What you will do:
Word for word, transcribe the lines below and drop the pictures.

Exercise material:

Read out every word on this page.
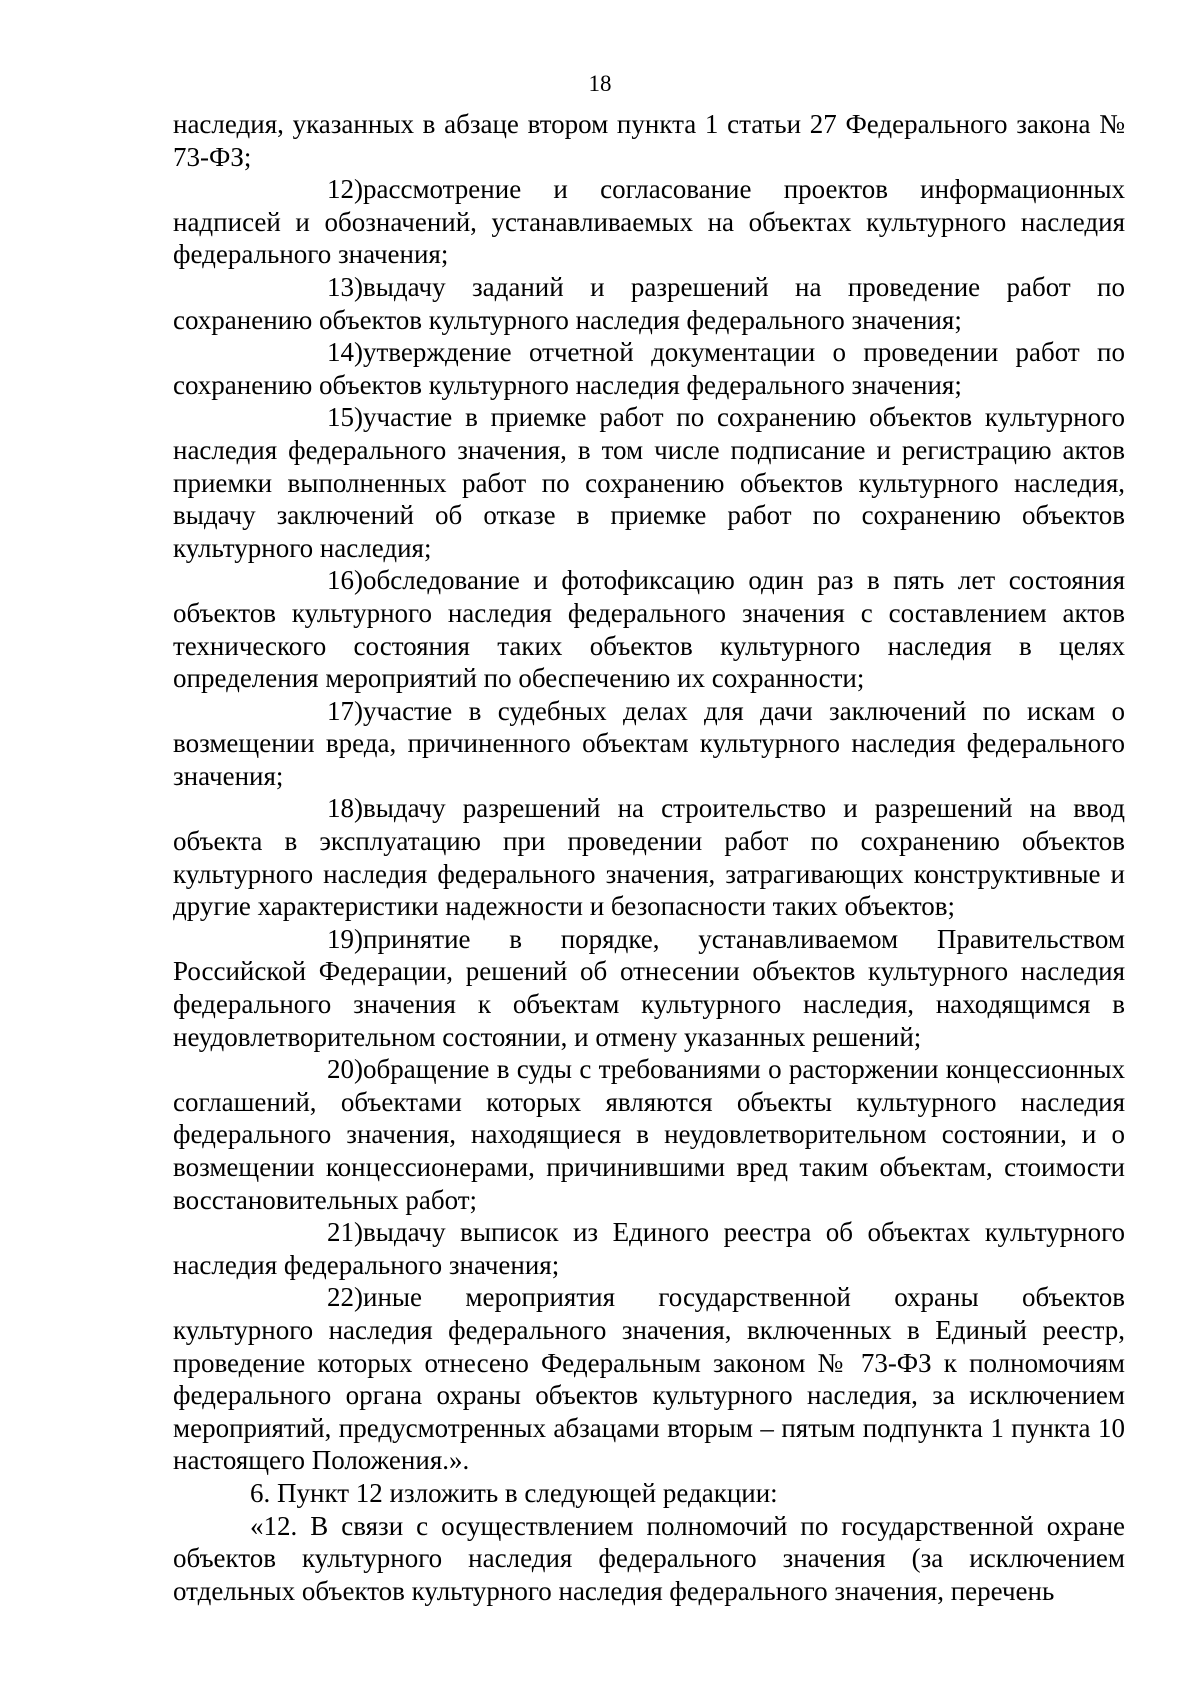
18

наследия, указанных в абзаце втором пункта 1 статьи 27 Федерального закона № 73-ФЗ;

12)рассмотрение и согласование проектов информационных надписей и обозначений, устанавливаемых на объектах культурного наследия федерального значения;

13)выдачу заданий и разрешений на проведение работ по сохранению объектов культурного наследия федерального значения;

14)утверждение отчетной документации о проведении работ по сохранению объектов культурного наследия федерального значения;

15)участие в приемке работ по сохранению объектов культурного наследия федерального значения, в том числе подписание и регистрацию актов приемки выполненных работ по сохранению объектов культурного наследия, выдачу заключений об отказе в приемке работ по сохранению объектов культурного наследия;

16)обследование и фотофиксацию один раз в пять лет состояния объектов культурного наследия федерального значения с составлением актов технического состояния таких объектов культурного наследия в целях определения мероприятий по обеспечению их сохранности;

17)участие в судебных делах для дачи заключений по искам о возмещении вреда, причиненного объектам культурного наследия федерального значения;

18)выдачу разрешений на строительство и разрешений на ввод объекта в эксплуатацию при проведении работ по сохранению объектов культурного наследия федерального значения, затрагивающих конструктивные и другие характеристики надежности и безопасности таких объектов;

19)принятие в порядке, устанавливаемом Правительством Российской Федерации, решений об отнесении объектов культурного наследия федерального значения к объектам культурного наследия, находящимся в неудовлетворительном состоянии, и отмену указанных решений;

20)обращение в суды с требованиями о расторжении концессионных соглашений, объектами которых являются объекты культурного наследия федерального значения, находящиеся в неудовлетворительном состоянии, и о возмещении концессионерами, причинившими вред таким объектам, стоимости восстановительных работ;

21)выдачу выписок из Единого реестра об объектах культурного наследия федерального значения;

22)иные мероприятия государственной охраны объектов культурного наследия федерального значения, включенных в Единый реестр, проведение которых отнесено Федеральным законом № 73-ФЗ к полномочиям федерального органа охраны объектов культурного наследия, за исключением мероприятий, предусмотренных абзацами вторым – пятым подпункта 1 пункта 10 настоящего Положения.».

6. Пункт 12 изложить в следующей редакции:

«12. В связи с осуществлением полномочий по государственной охране объектов культурного наследия федерального значения (за исключением отдельных объектов культурного наследия федерального значения, перечень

The reply:
Read out every word on this page.
18

наследия, указанных в абзаце втором пункта 1 статьи 27 Федерального закона № 73-ФЗ;

12)рассмотрение и согласование проектов информационных надписей и обозначений, устанавливаемых на объектах культурного наследия федерального значения;

13)выдачу заданий и разрешений на проведение работ по сохранению объектов культурного наследия федерального значения;

14)утверждение отчетной документации о проведении работ по сохранению объектов культурного наследия федерального значения;

15)участие в приемке работ по сохранению объектов культурного наследия федерального значения, в том числе подписание и регистрацию актов приемки выполненных работ по сохранению объектов культурного наследия, выдачу заключений об отказе в приемке работ по сохранению объектов культурного наследия;

16)обследование и фотофиксацию один раз в пять лет состояния объектов культурного наследия федерального значения с составлением актов технического состояния таких объектов культурного наследия в целях определения мероприятий по обеспечению их сохранности;

17)участие в судебных делах для дачи заключений по искам о возмещении вреда, причиненного объектам культурного наследия федерального значения;

18)выдачу разрешений на строительство и разрешений на ввод объекта в эксплуатацию при проведении работ по сохранению объектов культурного наследия федерального значения, затрагивающих конструктивные и другие характеристики надежности и безопасности таких объектов;

19)принятие в порядке, устанавливаемом Правительством Российской Федерации, решений об отнесении объектов культурного наследия федерального значения к объектам культурного наследия, находящимся в неудовлетворительном состоянии, и отмену указанных решений;

20)обращение в суды с требованиями о расторжении концессионных соглашений, объектами которых являются объекты культурного наследия федерального значения, находящиеся в неудовлетворительном состоянии, и о возмещении концессионерами, причинившими вред таким объектам, стоимости восстановительных работ;

21)выдачу выписок из Единого реестра об объектах культурного наследия федерального значения;

22)иные мероприятия государственной охраны объектов культурного наследия федерального значения, включенных в Единый реестр, проведение которых отнесено Федеральным законом № 73-ФЗ к полномочиям федерального органа охраны объектов культурного наследия, за исключением мероприятий, предусмотренных абзацами вторым – пятым подпункта 1 пункта 10 настоящего Положения.».

6. Пункт 12 изложить в следующей редакции:

«12. В связи с осуществлением полномочий по государственной охране объектов культурного наследия федерального значения (за исключением отдельных объектов культурного наследия федерального значения, перечень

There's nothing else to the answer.